◆ Activity ◆
Where in the data does the word "marker" appear? Find those lines and copy them.

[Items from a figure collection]
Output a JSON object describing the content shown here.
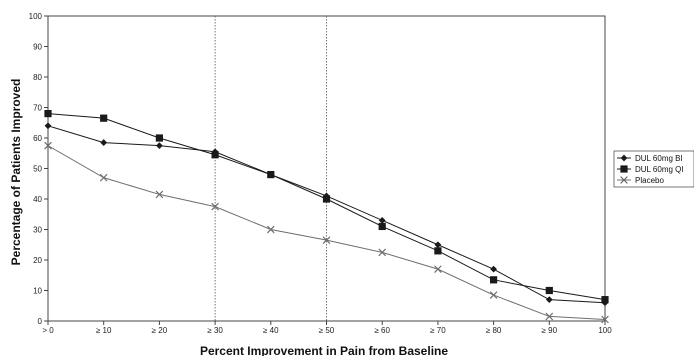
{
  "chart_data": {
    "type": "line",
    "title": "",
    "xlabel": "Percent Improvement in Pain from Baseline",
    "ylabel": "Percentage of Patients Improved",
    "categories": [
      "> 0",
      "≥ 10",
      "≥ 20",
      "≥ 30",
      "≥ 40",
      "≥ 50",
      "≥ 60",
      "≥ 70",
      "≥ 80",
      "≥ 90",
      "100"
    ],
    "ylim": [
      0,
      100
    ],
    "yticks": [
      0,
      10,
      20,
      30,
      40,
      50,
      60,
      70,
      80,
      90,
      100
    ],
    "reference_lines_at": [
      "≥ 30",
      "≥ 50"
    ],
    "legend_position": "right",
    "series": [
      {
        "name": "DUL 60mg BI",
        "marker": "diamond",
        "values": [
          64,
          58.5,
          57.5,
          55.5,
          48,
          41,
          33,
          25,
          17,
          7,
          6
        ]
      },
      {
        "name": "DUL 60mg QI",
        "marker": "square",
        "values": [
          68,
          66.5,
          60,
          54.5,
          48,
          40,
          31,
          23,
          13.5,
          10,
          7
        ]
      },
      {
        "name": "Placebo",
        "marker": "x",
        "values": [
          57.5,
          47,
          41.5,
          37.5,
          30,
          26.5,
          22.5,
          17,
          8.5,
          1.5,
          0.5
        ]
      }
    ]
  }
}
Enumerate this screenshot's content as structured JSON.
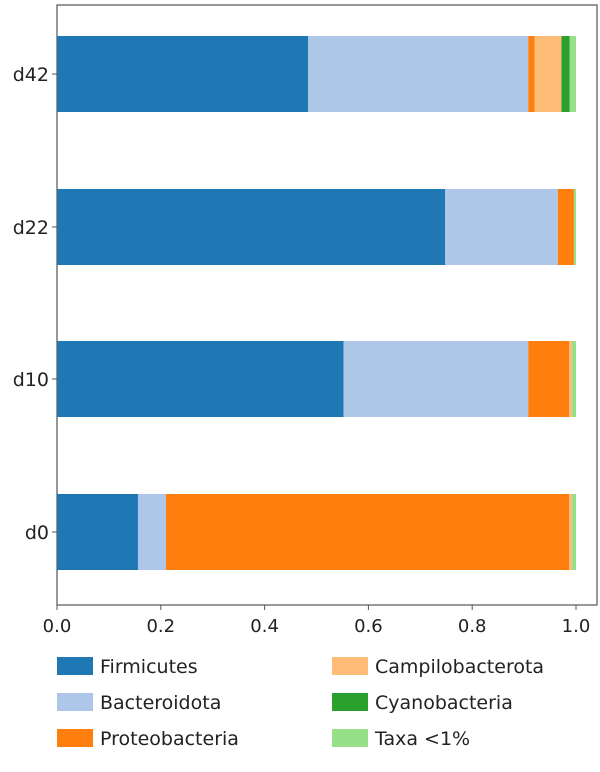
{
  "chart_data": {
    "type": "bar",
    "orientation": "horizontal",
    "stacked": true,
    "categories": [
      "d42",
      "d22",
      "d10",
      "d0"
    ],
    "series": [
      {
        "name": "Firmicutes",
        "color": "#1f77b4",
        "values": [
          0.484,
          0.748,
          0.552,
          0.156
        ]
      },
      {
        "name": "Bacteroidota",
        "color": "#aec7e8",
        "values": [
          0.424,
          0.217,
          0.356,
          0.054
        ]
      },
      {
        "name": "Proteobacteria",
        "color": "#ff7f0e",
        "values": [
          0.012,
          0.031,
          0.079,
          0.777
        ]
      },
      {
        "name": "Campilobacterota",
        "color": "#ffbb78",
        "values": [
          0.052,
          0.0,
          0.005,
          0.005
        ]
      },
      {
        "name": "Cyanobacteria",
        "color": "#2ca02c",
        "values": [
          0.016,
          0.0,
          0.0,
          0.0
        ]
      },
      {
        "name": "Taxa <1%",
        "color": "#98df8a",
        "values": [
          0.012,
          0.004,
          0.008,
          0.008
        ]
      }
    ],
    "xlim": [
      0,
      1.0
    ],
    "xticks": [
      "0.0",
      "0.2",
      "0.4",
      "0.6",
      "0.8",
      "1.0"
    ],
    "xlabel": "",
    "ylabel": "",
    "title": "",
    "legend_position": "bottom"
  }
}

◆ Task result ◆
        "marker": "diamond",
        "marker": "square",
        "marker": "x",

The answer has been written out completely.